--- Start of Extracted entries ---

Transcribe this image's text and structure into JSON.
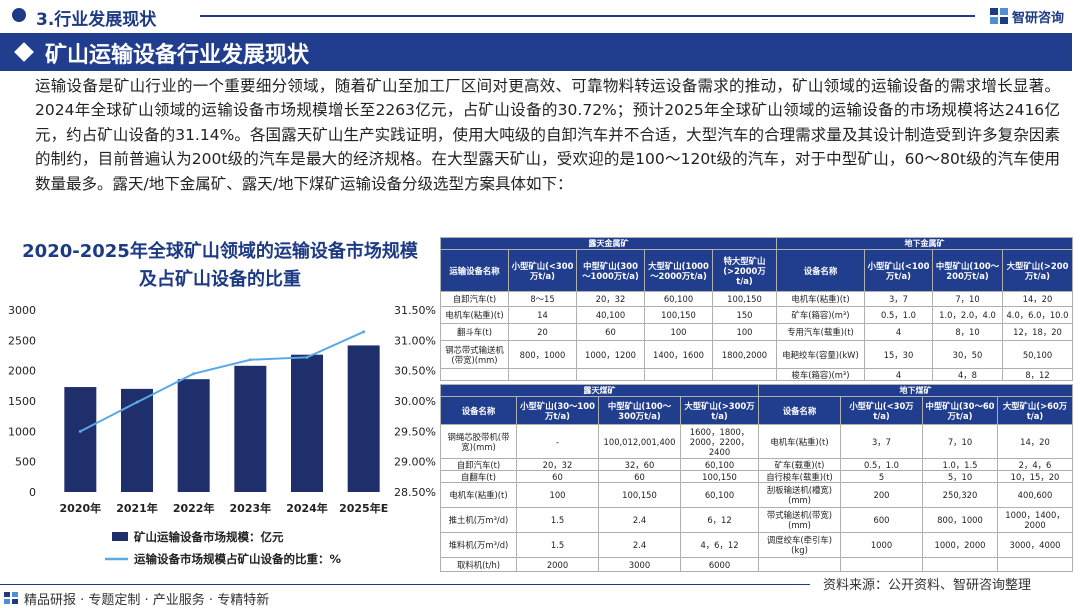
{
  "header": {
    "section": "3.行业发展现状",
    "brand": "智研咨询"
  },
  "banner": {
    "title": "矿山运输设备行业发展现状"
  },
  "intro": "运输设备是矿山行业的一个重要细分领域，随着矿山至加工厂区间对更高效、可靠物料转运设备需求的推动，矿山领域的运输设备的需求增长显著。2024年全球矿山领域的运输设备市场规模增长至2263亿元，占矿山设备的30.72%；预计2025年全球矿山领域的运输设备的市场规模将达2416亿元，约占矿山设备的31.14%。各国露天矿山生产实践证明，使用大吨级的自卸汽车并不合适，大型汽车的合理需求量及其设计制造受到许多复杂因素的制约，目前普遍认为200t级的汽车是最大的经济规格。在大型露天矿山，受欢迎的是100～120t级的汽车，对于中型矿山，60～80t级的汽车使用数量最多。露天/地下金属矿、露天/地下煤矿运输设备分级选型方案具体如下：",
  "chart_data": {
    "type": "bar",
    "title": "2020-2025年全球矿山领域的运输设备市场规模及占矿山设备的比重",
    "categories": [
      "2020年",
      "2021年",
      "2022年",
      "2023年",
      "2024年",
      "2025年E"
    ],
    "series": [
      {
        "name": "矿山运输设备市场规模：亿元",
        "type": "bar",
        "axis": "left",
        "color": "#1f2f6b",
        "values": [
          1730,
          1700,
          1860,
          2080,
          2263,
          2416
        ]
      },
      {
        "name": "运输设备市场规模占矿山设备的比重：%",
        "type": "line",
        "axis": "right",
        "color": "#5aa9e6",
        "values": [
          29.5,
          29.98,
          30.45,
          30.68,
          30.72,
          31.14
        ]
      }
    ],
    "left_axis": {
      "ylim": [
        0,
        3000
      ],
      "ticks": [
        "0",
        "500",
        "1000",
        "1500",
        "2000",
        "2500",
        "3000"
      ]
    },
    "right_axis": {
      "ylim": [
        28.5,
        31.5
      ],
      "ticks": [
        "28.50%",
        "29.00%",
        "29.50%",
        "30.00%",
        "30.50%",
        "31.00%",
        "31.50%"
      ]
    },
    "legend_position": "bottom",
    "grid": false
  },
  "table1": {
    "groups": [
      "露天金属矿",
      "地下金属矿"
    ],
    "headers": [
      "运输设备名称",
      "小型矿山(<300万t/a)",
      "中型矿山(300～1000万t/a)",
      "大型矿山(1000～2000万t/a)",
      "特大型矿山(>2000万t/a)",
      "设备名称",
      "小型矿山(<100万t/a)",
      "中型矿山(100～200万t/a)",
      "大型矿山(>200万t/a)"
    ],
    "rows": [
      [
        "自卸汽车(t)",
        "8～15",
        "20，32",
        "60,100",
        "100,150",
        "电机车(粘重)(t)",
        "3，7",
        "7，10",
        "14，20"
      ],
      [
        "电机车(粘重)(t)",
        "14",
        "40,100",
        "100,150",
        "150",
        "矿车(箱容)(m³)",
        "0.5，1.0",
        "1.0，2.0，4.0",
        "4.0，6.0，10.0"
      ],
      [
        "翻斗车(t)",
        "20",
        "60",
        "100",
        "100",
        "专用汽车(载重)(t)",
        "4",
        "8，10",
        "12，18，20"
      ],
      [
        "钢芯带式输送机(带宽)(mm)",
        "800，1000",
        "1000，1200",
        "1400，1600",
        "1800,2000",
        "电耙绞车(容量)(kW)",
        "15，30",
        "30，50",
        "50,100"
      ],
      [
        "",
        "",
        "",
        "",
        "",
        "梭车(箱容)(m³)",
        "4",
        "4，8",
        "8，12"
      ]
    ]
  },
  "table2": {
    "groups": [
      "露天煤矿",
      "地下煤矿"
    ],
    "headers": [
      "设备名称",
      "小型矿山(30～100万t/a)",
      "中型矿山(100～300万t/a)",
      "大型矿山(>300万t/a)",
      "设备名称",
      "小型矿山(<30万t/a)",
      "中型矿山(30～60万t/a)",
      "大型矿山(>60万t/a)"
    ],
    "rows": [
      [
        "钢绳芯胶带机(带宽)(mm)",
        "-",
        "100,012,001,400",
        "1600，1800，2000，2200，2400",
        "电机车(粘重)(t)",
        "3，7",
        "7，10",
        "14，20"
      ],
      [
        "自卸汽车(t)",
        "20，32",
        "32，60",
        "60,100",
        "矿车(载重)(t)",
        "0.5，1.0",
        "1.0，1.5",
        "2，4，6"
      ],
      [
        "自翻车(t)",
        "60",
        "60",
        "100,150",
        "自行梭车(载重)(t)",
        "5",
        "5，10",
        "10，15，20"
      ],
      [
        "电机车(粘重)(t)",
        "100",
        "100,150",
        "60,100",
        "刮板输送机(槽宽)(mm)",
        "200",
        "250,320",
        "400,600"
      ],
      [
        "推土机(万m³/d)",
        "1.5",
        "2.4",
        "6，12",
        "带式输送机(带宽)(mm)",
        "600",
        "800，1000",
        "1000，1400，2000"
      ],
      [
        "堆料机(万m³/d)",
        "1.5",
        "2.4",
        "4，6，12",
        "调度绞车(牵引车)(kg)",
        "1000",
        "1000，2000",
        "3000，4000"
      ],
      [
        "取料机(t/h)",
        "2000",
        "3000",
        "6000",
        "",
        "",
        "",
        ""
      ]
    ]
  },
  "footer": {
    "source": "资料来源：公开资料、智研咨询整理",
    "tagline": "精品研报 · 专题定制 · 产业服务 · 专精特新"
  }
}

--- End of Extracted entries ---

→ **Goal**
Write out the whole listing again, exactly, with no pictures.

→ **Final result**
Transcribe this image's text and structure into JSON.
{
  "header": {
    "section": "3.行业发展现状",
    "brand": "智研咨询"
  },
  "banner": {
    "title": "矿山运输设备行业发展现状"
  },
  "intro": "运输设备是矿山行业的一个重要细分领域，随着矿山至加工厂区间对更高效、可靠物料转运设备需求的推动，矿山领域的运输设备的需求增长显著。2024年全球矿山领域的运输设备市场规模增长至2263亿元，占矿山设备的30.72%；预计2025年全球矿山领域的运输设备的市场规模将达2416亿元，约占矿山设备的31.14%。各国露天矿山生产实践证明，使用大吨级的自卸汽车并不合适，大型汽车的合理需求量及其设计制造受到许多复杂因素的制约，目前普遍认为200t级的汽车是最大的经济规格。在大型露天矿山，受欢迎的是100～120t级的汽车，对于中型矿山，60～80t级的汽车使用数量最多。露天/地下金属矿、露天/地下煤矿运输设备分级选型方案具体如下：",
  "chart_data": {
    "type": "bar",
    "title": "2020-2025年全球矿山领域的运输设备市场规模及占矿山设备的比重",
    "categories": [
      "2020年",
      "2021年",
      "2022年",
      "2023年",
      "2024年",
      "2025年E"
    ],
    "series": [
      {
        "name": "矿山运输设备市场规模：亿元",
        "type": "bar",
        "axis": "left",
        "color": "#1f2f6b",
        "values": [
          1730,
          1700,
          1860,
          2080,
          2263,
          2416
        ]
      },
      {
        "name": "运输设备市场规模占矿山设备的比重：%",
        "type": "line",
        "axis": "right",
        "color": "#5aa9e6",
        "values": [
          29.5,
          29.98,
          30.45,
          30.68,
          30.72,
          31.14
        ]
      }
    ],
    "left_axis": {
      "ylim": [
        0,
        3000
      ],
      "ticks": [
        "0",
        "500",
        "1000",
        "1500",
        "2000",
        "2500",
        "3000"
      ]
    },
    "right_axis": {
      "ylim": [
        28.5,
        31.5
      ],
      "ticks": [
        "28.50%",
        "29.00%",
        "29.50%",
        "30.00%",
        "30.50%",
        "31.00%",
        "31.50%"
      ]
    },
    "legend_position": "bottom",
    "grid": false
  },
  "table1": {
    "groups": [
      "露天金属矿",
      "地下金属矿"
    ],
    "headers": [
      "运输设备名称",
      "小型矿山(<300万t/a)",
      "中型矿山(300～1000万t/a)",
      "大型矿山(1000～2000万t/a)",
      "特大型矿山(>2000万t/a)",
      "设备名称",
      "小型矿山(<100万t/a)",
      "中型矿山(100～200万t/a)",
      "大型矿山(>200万t/a)"
    ],
    "rows": [
      [
        "自卸汽车(t)",
        "8～15",
        "20，32",
        "60,100",
        "100,150",
        "电机车(粘重)(t)",
        "3，7",
        "7，10",
        "14，20"
      ],
      [
        "电机车(粘重)(t)",
        "14",
        "40,100",
        "100,150",
        "150",
        "矿车(箱容)(m³)",
        "0.5，1.0",
        "1.0，2.0，4.0",
        "4.0，6.0，10.0"
      ],
      [
        "翻斗车(t)",
        "20",
        "60",
        "100",
        "100",
        "专用汽车(载重)(t)",
        "4",
        "8，10",
        "12，18，20"
      ],
      [
        "钢芯带式输送机(带宽)(mm)",
        "800，1000",
        "1000，1200",
        "1400，1600",
        "1800,2000",
        "电耙绞车(容量)(kW)",
        "15，30",
        "30，50",
        "50,100"
      ],
      [
        "",
        "",
        "",
        "",
        "",
        "梭车(箱容)(m³)",
        "4",
        "4，8",
        "8，12"
      ]
    ]
  },
  "table2": {
    "groups": [
      "露天煤矿",
      "地下煤矿"
    ],
    "headers": [
      "设备名称",
      "小型矿山(30～100万t/a)",
      "中型矿山(100～300万t/a)",
      "大型矿山(>300万t/a)",
      "设备名称",
      "小型矿山(<30万t/a)",
      "中型矿山(30～60万t/a)",
      "大型矿山(>60万t/a)"
    ],
    "rows": [
      [
        "钢绳芯胶带机(带宽)(mm)",
        "-",
        "100,012,001,400",
        "1600，1800，2000，2200，2400",
        "电机车(粘重)(t)",
        "3，7",
        "7，10",
        "14，20"
      ],
      [
        "自卸汽车(t)",
        "20，32",
        "32，60",
        "60,100",
        "矿车(载重)(t)",
        "0.5，1.0",
        "1.0，1.5",
        "2，4，6"
      ],
      [
        "自翻车(t)",
        "60",
        "60",
        "100,150",
        "自行梭车(载重)(t)",
        "5",
        "5，10",
        "10，15，20"
      ],
      [
        "电机车(粘重)(t)",
        "100",
        "100,150",
        "60,100",
        "刮板输送机(槽宽)(mm)",
        "200",
        "250,320",
        "400,600"
      ],
      [
        "推土机(万m³/d)",
        "1.5",
        "2.4",
        "6，12",
        "带式输送机(带宽)(mm)",
        "600",
        "800，1000",
        "1000，1400，2000"
      ],
      [
        "堆料机(万m³/d)",
        "1.5",
        "2.4",
        "4，6，12",
        "调度绞车(牵引车)(kg)",
        "1000",
        "1000，2000",
        "3000，4000"
      ],
      [
        "取料机(t/h)",
        "2000",
        "3000",
        "6000",
        "",
        "",
        "",
        ""
      ]
    ]
  },
  "footer": {
    "source": "资料来源：公开资料、智研咨询整理",
    "tagline": "精品研报 · 专题定制 · 产业服务 · 专精特新"
  }
}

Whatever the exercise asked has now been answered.